**What is being asked**
Extract every line that includes the string "Enumerate".

[Begin Raw records]

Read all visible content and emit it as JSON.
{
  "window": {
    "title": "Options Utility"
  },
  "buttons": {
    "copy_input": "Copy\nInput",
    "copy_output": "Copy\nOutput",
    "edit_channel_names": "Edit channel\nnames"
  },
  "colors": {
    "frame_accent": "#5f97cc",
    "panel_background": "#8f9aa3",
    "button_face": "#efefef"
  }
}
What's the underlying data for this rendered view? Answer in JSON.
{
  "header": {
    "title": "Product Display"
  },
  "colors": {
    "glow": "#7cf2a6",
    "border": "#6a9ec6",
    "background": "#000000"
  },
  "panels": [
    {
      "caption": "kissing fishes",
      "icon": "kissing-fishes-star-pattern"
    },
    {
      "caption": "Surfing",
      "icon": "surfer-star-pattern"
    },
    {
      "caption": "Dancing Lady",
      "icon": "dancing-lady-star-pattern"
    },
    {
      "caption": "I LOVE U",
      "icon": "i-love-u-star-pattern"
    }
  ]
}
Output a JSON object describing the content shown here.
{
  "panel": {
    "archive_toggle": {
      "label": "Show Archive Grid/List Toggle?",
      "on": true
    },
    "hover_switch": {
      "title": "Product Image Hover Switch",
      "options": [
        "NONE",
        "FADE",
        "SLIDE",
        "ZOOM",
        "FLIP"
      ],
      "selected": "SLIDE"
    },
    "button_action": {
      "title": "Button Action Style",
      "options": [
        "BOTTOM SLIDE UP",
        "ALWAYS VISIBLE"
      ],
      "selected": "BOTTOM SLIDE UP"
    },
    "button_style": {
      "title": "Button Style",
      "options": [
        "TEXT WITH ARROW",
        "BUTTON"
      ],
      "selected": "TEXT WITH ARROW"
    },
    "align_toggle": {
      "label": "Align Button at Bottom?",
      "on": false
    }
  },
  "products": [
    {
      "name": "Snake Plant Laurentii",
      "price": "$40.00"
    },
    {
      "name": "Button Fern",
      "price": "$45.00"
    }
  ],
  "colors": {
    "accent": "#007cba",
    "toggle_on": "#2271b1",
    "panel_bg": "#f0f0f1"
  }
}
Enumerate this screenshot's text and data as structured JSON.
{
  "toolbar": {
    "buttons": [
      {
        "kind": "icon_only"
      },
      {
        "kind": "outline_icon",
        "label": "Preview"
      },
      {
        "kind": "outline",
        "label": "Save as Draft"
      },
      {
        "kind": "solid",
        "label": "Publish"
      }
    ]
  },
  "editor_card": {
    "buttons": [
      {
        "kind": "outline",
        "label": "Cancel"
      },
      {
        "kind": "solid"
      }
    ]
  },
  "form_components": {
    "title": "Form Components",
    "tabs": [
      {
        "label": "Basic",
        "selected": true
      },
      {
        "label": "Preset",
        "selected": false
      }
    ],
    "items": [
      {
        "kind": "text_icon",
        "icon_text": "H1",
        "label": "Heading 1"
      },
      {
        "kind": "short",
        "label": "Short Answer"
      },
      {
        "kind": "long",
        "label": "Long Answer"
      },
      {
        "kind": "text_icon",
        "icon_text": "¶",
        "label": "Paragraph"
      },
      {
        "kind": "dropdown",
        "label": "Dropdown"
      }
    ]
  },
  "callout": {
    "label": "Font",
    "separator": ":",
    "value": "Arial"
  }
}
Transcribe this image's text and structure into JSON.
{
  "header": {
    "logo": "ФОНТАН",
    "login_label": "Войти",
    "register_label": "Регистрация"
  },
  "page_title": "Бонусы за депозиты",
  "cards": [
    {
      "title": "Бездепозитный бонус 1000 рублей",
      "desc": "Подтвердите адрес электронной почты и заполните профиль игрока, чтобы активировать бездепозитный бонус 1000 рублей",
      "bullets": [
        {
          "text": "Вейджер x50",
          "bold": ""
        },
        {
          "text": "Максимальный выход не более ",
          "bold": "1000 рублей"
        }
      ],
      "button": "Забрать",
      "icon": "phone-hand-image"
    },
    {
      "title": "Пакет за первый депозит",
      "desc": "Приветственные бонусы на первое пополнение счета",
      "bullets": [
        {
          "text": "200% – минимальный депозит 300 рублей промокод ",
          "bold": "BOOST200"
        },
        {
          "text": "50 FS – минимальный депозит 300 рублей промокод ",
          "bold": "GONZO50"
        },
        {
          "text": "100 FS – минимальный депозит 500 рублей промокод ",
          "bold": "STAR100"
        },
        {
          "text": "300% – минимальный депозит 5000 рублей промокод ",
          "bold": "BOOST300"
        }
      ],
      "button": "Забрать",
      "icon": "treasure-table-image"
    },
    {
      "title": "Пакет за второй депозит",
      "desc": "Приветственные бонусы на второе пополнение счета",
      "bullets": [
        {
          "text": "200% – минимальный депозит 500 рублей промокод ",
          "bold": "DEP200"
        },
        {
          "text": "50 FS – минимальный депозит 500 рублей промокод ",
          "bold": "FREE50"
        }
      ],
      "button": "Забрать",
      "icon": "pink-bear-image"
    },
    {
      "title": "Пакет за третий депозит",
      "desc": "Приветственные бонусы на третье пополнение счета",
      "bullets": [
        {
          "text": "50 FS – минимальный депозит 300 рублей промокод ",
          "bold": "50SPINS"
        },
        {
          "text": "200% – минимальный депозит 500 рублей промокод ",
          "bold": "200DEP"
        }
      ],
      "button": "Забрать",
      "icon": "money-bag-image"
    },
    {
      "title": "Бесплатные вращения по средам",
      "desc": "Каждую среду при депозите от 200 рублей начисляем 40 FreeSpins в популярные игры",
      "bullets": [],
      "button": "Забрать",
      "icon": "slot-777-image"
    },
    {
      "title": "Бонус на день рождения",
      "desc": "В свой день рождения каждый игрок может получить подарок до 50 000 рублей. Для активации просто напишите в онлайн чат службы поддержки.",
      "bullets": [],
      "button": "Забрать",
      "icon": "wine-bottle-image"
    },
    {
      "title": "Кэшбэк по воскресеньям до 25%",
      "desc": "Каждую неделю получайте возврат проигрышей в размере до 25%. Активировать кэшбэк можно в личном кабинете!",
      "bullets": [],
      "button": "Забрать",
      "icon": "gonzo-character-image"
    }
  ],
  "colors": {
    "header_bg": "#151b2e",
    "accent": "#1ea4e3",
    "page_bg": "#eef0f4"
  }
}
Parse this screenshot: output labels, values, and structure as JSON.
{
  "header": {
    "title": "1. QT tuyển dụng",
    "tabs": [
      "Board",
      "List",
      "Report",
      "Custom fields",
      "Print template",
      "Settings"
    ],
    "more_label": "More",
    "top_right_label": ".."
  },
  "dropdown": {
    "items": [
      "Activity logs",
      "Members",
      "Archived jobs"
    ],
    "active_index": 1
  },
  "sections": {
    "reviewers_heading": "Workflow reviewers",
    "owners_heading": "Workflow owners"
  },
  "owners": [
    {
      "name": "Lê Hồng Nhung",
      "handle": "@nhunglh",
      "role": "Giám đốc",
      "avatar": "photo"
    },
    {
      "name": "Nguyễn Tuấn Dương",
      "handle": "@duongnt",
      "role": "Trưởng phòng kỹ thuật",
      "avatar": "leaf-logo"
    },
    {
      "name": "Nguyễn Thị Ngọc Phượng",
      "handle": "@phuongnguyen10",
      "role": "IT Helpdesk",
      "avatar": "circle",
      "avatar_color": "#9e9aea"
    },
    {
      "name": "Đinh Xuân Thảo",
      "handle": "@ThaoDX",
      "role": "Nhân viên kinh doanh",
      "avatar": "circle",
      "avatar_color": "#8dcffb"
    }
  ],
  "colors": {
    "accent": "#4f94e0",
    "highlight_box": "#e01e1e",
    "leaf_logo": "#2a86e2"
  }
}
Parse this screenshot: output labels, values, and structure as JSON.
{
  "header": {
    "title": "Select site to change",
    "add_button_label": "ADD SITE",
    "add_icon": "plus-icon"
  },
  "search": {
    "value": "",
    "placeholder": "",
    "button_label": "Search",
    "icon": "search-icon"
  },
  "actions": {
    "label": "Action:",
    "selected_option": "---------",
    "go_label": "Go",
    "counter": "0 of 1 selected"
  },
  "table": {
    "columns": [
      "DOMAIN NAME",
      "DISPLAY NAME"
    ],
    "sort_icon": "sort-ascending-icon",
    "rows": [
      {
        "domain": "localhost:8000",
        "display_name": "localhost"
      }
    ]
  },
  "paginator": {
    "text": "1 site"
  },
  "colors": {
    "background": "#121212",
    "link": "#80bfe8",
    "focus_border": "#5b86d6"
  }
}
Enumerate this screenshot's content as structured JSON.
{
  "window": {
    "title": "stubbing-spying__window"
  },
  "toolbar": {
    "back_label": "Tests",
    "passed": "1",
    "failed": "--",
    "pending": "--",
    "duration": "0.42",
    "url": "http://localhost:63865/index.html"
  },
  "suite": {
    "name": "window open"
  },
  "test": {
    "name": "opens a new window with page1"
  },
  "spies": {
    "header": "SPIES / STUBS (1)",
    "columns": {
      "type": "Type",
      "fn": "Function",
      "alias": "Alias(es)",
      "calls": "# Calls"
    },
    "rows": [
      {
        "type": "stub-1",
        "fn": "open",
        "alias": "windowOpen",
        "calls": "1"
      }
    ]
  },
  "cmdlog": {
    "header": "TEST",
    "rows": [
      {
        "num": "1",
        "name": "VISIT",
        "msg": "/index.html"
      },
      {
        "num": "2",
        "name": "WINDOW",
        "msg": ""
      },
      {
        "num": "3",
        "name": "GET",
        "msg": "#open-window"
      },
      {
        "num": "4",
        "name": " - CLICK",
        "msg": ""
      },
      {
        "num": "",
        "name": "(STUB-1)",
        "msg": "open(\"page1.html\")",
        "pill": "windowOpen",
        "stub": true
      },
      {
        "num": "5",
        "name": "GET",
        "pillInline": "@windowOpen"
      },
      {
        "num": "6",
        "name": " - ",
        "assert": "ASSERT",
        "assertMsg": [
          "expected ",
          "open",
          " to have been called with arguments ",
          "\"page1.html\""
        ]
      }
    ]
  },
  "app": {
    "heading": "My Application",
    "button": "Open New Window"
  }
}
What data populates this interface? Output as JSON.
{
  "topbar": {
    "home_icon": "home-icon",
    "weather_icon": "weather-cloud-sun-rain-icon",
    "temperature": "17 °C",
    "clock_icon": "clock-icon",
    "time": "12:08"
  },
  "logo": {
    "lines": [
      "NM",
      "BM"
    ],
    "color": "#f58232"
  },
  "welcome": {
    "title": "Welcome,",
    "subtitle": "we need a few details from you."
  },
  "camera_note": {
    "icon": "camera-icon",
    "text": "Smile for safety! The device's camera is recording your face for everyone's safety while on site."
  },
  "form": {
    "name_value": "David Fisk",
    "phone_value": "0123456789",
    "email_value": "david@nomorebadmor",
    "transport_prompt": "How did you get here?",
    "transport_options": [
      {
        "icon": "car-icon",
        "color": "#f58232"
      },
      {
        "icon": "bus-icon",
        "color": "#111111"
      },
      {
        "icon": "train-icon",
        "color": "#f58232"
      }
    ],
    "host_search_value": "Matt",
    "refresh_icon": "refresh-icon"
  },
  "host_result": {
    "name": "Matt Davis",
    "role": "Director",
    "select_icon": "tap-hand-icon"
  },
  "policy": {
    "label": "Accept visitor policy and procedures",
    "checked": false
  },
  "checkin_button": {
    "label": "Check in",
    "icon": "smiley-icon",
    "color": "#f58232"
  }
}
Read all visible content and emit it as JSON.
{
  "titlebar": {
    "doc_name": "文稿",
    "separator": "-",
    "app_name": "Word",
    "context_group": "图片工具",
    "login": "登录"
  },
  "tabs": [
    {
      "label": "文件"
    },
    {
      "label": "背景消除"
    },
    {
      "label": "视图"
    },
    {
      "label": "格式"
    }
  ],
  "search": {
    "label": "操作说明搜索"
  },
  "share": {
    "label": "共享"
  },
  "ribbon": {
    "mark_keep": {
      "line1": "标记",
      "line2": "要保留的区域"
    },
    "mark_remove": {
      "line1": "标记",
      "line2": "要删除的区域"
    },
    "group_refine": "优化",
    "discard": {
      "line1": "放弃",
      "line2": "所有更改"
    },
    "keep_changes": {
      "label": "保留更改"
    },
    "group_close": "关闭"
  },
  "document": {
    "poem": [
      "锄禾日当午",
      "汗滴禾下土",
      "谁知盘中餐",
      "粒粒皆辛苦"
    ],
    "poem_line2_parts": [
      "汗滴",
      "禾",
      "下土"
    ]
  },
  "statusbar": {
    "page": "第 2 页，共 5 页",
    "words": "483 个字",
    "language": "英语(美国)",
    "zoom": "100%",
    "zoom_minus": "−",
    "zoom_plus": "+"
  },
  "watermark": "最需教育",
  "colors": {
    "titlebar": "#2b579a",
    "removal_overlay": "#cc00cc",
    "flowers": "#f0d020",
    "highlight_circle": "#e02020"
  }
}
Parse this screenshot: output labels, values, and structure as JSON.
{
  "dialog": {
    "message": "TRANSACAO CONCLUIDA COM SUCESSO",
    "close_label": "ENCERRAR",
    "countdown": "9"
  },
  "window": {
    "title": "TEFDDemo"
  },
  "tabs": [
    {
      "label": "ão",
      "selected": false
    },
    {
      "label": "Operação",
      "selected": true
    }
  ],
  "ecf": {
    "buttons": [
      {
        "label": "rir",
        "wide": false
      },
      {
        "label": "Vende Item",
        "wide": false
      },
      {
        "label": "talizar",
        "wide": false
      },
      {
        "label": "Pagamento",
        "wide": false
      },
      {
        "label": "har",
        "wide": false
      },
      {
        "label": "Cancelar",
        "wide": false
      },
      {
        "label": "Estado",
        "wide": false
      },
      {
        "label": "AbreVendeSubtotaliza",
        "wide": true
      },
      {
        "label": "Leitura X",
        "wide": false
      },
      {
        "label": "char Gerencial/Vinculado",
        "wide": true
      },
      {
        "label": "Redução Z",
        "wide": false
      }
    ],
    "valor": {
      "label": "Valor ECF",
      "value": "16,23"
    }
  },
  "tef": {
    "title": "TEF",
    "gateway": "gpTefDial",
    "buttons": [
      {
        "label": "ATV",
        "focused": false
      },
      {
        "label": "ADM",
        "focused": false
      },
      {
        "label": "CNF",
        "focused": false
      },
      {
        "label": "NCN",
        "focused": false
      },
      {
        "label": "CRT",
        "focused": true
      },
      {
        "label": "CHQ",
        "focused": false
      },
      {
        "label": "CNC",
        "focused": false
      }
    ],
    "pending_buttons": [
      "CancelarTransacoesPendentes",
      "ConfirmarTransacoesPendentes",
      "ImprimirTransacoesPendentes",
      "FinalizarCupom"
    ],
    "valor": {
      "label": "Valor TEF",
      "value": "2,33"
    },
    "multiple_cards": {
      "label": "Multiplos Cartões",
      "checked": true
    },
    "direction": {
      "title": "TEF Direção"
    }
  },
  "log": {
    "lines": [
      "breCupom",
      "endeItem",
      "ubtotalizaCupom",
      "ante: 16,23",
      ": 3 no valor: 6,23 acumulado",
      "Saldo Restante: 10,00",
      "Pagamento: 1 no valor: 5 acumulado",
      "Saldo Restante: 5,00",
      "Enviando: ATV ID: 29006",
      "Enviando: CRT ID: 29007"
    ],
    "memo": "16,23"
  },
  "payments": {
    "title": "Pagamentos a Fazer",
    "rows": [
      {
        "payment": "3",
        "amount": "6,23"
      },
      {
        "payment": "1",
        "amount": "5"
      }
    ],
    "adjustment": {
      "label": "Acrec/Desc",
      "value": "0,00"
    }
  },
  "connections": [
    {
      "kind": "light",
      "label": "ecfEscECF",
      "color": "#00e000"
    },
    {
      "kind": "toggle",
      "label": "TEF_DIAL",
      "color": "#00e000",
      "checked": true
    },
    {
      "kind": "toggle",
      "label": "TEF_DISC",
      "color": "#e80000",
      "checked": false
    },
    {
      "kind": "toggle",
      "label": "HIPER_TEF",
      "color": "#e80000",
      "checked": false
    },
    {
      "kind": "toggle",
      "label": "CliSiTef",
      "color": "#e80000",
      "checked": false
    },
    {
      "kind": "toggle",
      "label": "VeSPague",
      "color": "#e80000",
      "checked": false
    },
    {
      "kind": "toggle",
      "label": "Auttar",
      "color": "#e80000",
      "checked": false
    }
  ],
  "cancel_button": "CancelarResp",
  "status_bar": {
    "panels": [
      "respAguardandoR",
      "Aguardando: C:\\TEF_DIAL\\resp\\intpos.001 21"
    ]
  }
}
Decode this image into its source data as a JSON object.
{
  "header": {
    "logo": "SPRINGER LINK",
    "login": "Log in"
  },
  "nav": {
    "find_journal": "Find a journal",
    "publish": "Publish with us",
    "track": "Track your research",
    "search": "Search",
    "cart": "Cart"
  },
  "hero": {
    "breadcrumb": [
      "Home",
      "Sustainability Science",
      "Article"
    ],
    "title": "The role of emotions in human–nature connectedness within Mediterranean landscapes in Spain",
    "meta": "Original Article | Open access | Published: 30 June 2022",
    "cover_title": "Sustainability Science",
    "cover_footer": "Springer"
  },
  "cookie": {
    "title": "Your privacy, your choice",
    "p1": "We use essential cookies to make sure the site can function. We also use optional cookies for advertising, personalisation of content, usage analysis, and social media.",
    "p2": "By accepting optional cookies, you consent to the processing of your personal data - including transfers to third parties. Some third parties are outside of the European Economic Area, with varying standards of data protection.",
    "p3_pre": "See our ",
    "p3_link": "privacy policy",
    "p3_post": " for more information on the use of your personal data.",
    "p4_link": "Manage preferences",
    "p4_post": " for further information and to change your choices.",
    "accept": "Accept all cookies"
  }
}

[End Raw records]

**Written response**
Enumerate this screenshot's text and data as structured JSON.
Enumerate this screenshot's content as structured JSON.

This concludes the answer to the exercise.